### [Exercise goal]
Leave the pictures out. Return all other data exactly.

Collection entries:
## START

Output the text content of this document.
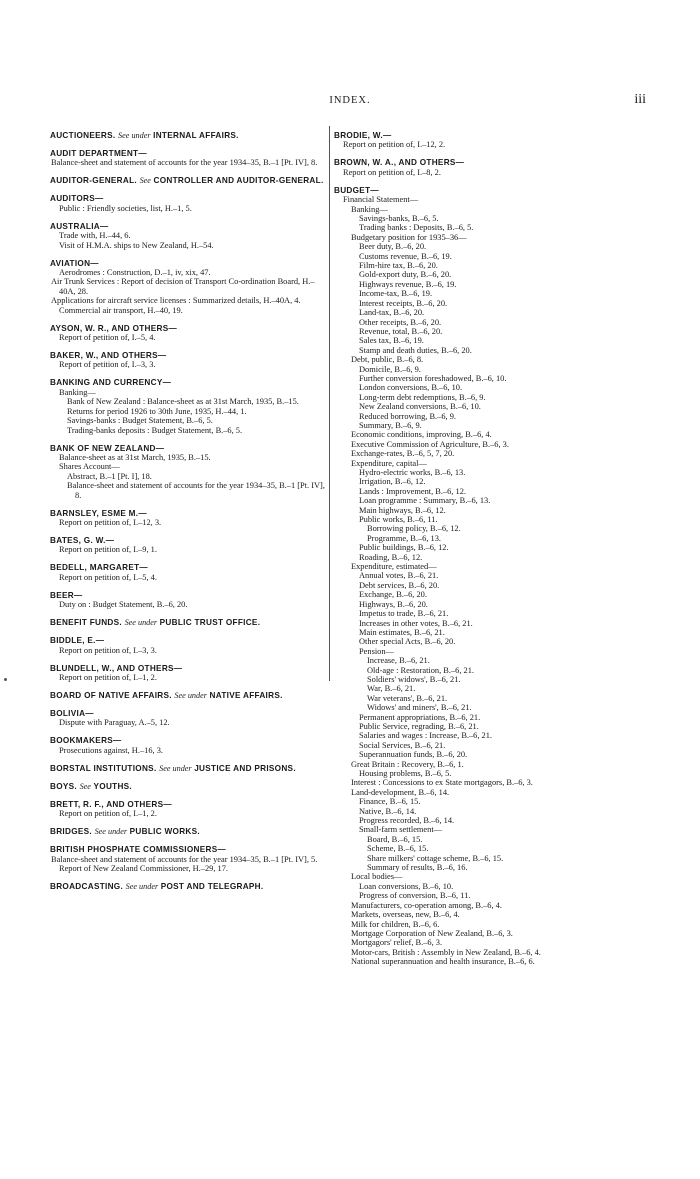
INDEX.	iii
AUCTIONEERS. See under INTERNAL AFFAIRS.
AUDIT DEPARTMENT—
Balance-sheet and statement of accounts for the year 1934–35, B.–1 [Pt. IV], 8.
AUDITOR-GENERAL. See CONTROLLER AND AUDITOR-GENERAL.
AUDITORS—
Public : Friendly societies, list, H.–1, 5.
AUSTRALIA—
Trade with, H.–44, 6.
Visit of H.M.A. ships to New Zealand, H.–54.
AVIATION—
Aerodromes : Construction, D.–1, iv, xix, 47.
Air Trunk Services : Report of decision of Transport Co-ordination Board, H.–40A, 28.
Applications for aircraft service licenses : Summarized details, H.–40A, 4.
Commercial air transport, H.–40, 19.
AYSON, W. R., AND OTHERS—
Report of petition of, I.–5, 4.
BAKER, W., AND OTHERS—
Report of petition of, I.–3, 3.
BANKING AND CURRENCY—
Banking—
Bank of New Zealand : Balance-sheet as at 31st March, 1935, B.–15.
Returns for period 1926 to 30th June, 1935, H.–44, 1.
Savings-banks : Budget Statement, B.–6, 5.
Trading-banks deposits : Budget Statement, B.–6, 5.
BANK OF NEW ZEALAND—
Balance-sheet as at 31st March, 1935, B.–15.
Shares Account—
Abstract, B.–1 [Pt. I], 18.
Balance-sheet and statement of accounts for the year 1934–35, B.–1 [Pt. IV], 8.
BARNSLEY, ESME M.—
Report on petition of, I.–12, 3.
BATES, G. W.—
Report on petition of, I.–9, 1.
BEDELL, MARGARET—
Report on petition of, I.–5, 4.
BEER—
Duty on : Budget Statement, B.–6, 20.
BENEFIT FUNDS. See under PUBLIC TRUST OFFICE.
BIDDLE, E.—
Report on petition of, I.–3, 3.
BLUNDELL, W., AND OTHERS—
Report on petition of, I.–1, 2.
BOARD OF NATIVE AFFAIRS. See under NATIVE AFFAIRS.
BOLIVIA—
Dispute with Paraguay, A.–5, 12.
BOOKMAKERS—
Prosecutions against, H.–16, 3.
BORSTAL INSTITUTIONS. See under JUSTICE AND PRISONS.
BOYS. See YOUTHS.
BRETT, R. F., AND OTHERS—
Report on petition of, I.–1, 2.
BRIDGES. See under PUBLIC WORKS.
BRITISH PHOSPHATE COMMISSIONERS—
Balance-sheet and statement of accounts for the year 1934–35, B.–1 [Pt. IV], 5.
Report of New Zealand Commissioner, H.–29, 17.
BROADCASTING. See under POST AND TELEGRAPH.
BRODIE, W.—
Report on petition of, I.–12, 2.
BROWN, W. A., AND OTHERS—
Report on petition of, I.–8, 2.
BUDGET—
Financial Statement—
Banking—
Savings-banks, B.–6, 5.
Trading banks : Deposits, B.–6, 5.
Budgetary position for 1935–36—
Beer duty, B.–6, 20.
Customs revenue, B.–6, 19.
Film-hire tax, B.–6, 20.
Gold-export duty, B.–6, 20.
Highways revenue, B.–6, 19.
Income-tax, B.–6, 19.
Interest receipts, B.–6, 20.
Land-tax, B.–6, 20.
Other receipts, B.–6, 20.
Revenue, total, B.–6, 20.
Sales tax, B.–6, 19.
Stamp and death duties, B.–6, 20.
Debt, public, B.–6, 8.
Domicile, B.–6, 9.
Further conversion foreshadowed, B.–6, 10.
London conversions, B.–6, 10.
Long-term debt redemptions, B.–6, 9.
New Zealand conversions, B.–6, 10.
Reduced borrowing, B.–6, 9.
Summary, B.–6, 9.
Economic conditions, improving, B.–6, 4.
Executive Commission of Agriculture, B.–6, 3.
Exchange-rates, B.–6, 5, 7, 20.
Expenditure, capital—
Hydro-electric works, B.–6, 13.
Irrigation, B.–6, 12.
Lands : Improvement, B.–6, 12.
Loan programme : Summary, B.–6, 13.
Main highways, B.–6, 12.
Public works, B.–6, 11.
Borrowing policy, B.–6, 12.
Programme, B.–6, 13.
Public buildings, B.–6, 12.
Roading, B.–6, 12.
Expenditure, estimated—
Annual votes, B.–6, 21.
Debt services, B.–6, 20.
Exchange, B.–6, 20.
Highways, B.–6, 20.
Impetus to trade, B.–6, 21.
Increases in other votes, B.–6, 21.
Main estimates, B.–6, 21.
Other special Acts, B.–6, 20.
Pension—
Increase, B.–6, 21.
Old-age : Restoration, B.–6, 21.
Soldiers' widows', B.–6, 21.
War, B.–6, 21.
War veterans', B.–6, 21.
Widows' and miners', B.–6, 21.
Permanent appropriations, B.–6, 21.
Public Service, regrading, B.–6, 21.
Salaries and wages : Increase, B.–6, 21.
Social Services, B.–6, 21.
Superannuation funds, B.–6, 20.
Great Britain : Recovery, B.–6, 1.
Housing problems, B.–6, 5.
Interest : Concessions to ex State mortgagors, B.–6, 3.
Land-development, B.–6, 14.
Finance, B.–6, 15.
Native, B.–6, 14.
Progress recorded, B.–6, 14.
Small-farm settlement—
Board, B.–6, 15.
Scheme, B.–6, 15.
Share milkers' cottage scheme, B.–6, 15.
Summary of results, B.–6, 16.
Local bodies—
Loan conversions, B.–6, 10.
Progress of conversion, B.–6, 11.
Manufacturers, co-operation among, B.–6, 4.
Markets, overseas, new, B.–6, 4.
Milk for children, B.–6, 6.
Mortgage Corporation of New Zealand, B.–6, 3.
Mortgagors' relief, B.–6, 3.
Motor-cars, British : Assembly in New Zealand, B.–6, 4.
National superannuation and health insurance, B.–6, 6.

## END

### [Solution for this task]
Output the text content of this document.
INDEX.	iii
AUCTIONEERS. See under INTERNAL AFFAIRS.
AUDIT DEPARTMENT—
Balance-sheet and statement of accounts for the year 1934–35, B.–1 [Pt. IV], 8.
AUDITOR-GENERAL. See CONTROLLER AND AUDITOR-GENERAL.
AUDITORS—
Public : Friendly societies, list, H.–1, 5.
AUSTRALIA—
Trade with, H.–44, 6.
Visit of H.M.A. ships to New Zealand, H.–54.
AVIATION—
Aerodromes : Construction, D.–1, iv, xix, 47.
Air Trunk Services : Report of decision of Transport Co-ordination Board, H.–40A, 28.
Applications for aircraft service licenses : Summarized details, H.–40A, 4.
Commercial air transport, H.–40, 19.
AYSON, W. R., AND OTHERS—
Report of petition of, I.–5, 4.
BAKER, W., AND OTHERS—
Report of petition of, I.–3, 3.
BANKING AND CURRENCY—
Banking—
Bank of New Zealand : Balance-sheet as at 31st March, 1935, B.–15.
Returns for period 1926 to 30th June, 1935, H.–44, 1.
Savings-banks : Budget Statement, B.–6, 5.
Trading-banks deposits : Budget Statement, B.–6, 5.
BANK OF NEW ZEALAND—
Balance-sheet as at 31st March, 1935, B.–15.
Shares Account—
Abstract, B.–1 [Pt. I], 18.
Balance-sheet and statement of accounts for the year 1934–35, B.–1 [Pt. IV], 8.
BARNSLEY, ESME M.—
Report on petition of, I.–12, 3.
BATES, G. W.—
Report on petition of, I.–9, 1.
BEDELL, MARGARET—
Report on petition of, I.–5, 4.
BEER—
Duty on : Budget Statement, B.–6, 20.
BENEFIT FUNDS. See under PUBLIC TRUST OFFICE.
BIDDLE, E.—
Report on petition of, I.–3, 3.
BLUNDELL, W., AND OTHERS—
Report on petition of, I.–1, 2.
BOARD OF NATIVE AFFAIRS. See under NATIVE AFFAIRS.
BOLIVIA—
Dispute with Paraguay, A.–5, 12.
BOOKMAKERS—
Prosecutions against, H.–16, 3.
BORSTAL INSTITUTIONS. See under JUSTICE AND PRISONS.
BOYS. See YOUTHS.
BRETT, R. F., AND OTHERS—
Report on petition of, I.–1, 2.
BRIDGES. See under PUBLIC WORKS.
BRITISH PHOSPHATE COMMISSIONERS—
Balance-sheet and statement of accounts for the year 1934–35, B.–1 [Pt. IV], 5.
Report of New Zealand Commissioner, H.–29, 17.
BROADCASTING. See under POST AND TELEGRAPH.
BRODIE, W.—
Report on petition of, I.–12, 2.
BROWN, W. A., AND OTHERS—
Report on petition of, I.–8, 2.
BUDGET—
Financial Statement—
Banking—
Savings-banks, B.–6, 5.
Trading banks : Deposits, B.–6, 5.
Budgetary position for 1935–36—
Beer duty, B.–6, 20.
Customs revenue, B.–6, 19.
Film-hire tax, B.–6, 20.
Gold-export duty, B.–6, 20.
Highways revenue, B.–6, 19.
Income-tax, B.–6, 19.
Interest receipts, B.–6, 20.
Land-tax, B.–6, 20.
Other receipts, B.–6, 20.
Revenue, total, B.–6, 20.
Sales tax, B.–6, 19.
Stamp and death duties, B.–6, 20.
Debt, public, B.–6, 8.
Domicile, B.–6, 9.
Further conversion foreshadowed, B.–6, 10.
London conversions, B.–6, 10.
Long-term debt redemptions, B.–6, 9.
New Zealand conversions, B.–6, 10.
Reduced borrowing, B.–6, 9.
Summary, B.–6, 9.
Economic conditions, improving, B.–6, 4.
Executive Commission of Agriculture, B.–6, 3.
Exchange-rates, B.–6, 5, 7, 20.
Expenditure, capital—
Hydro-electric works, B.–6, 13.
Irrigation, B.–6, 12.
Lands : Improvement, B.–6, 12.
Loan programme : Summary, B.–6, 13.
Main highways, B.–6, 12.
Public works, B.–6, 11.
Borrowing policy, B.–6, 12.
Programme, B.–6, 13.
Public buildings, B.–6, 12.
Roading, B.–6, 12.
Expenditure, estimated—
Annual votes, B.–6, 21.
Debt services, B.–6, 20.
Exchange, B.–6, 20.
Highways, B.–6, 20.
Impetus to trade, B.–6, 21.
Increases in other votes, B.–6, 21.
Main estimates, B.–6, 21.
Other special Acts, B.–6, 20.
Pension—
Increase, B.–6, 21.
Old-age : Restoration, B.–6, 21.
Soldiers' widows', B.–6, 21.
War, B.–6, 21.
War veterans', B.–6, 21.
Widows' and miners', B.–6, 21.
Permanent appropriations, B.–6, 21.
Public Service, regrading, B.–6, 21.
Salaries and wages : Increase, B.–6, 21.
Social Services, B.–6, 21.
Superannuation funds, B.–6, 20.
Great Britain : Recovery, B.–6, 1.
Housing problems, B.–6, 5.
Interest : Concessions to ex State mortgagors, B.–6, 3.
Land-development, B.–6, 14.
Finance, B.–6, 15.
Native, B.–6, 14.
Progress recorded, B.–6, 14.
Small-farm settlement—
Board, B.–6, 15.
Scheme, B.–6, 15.
Share milkers' cottage scheme, B.–6, 15.
Summary of results, B.–6, 16.
Local bodies—
Loan conversions, B.–6, 10.
Progress of conversion, B.–6, 11.
Manufacturers, co-operation among, B.–6, 4.
Markets, overseas, new, B.–6, 4.
Milk for children, B.–6, 6.
Mortgage Corporation of New Zealand, B.–6, 3.
Mortgagors' relief, B.–6, 3.
Motor-cars, British : Assembly in New Zealand, B.–6, 4.
National superannuation and health insurance, B.–6, 6.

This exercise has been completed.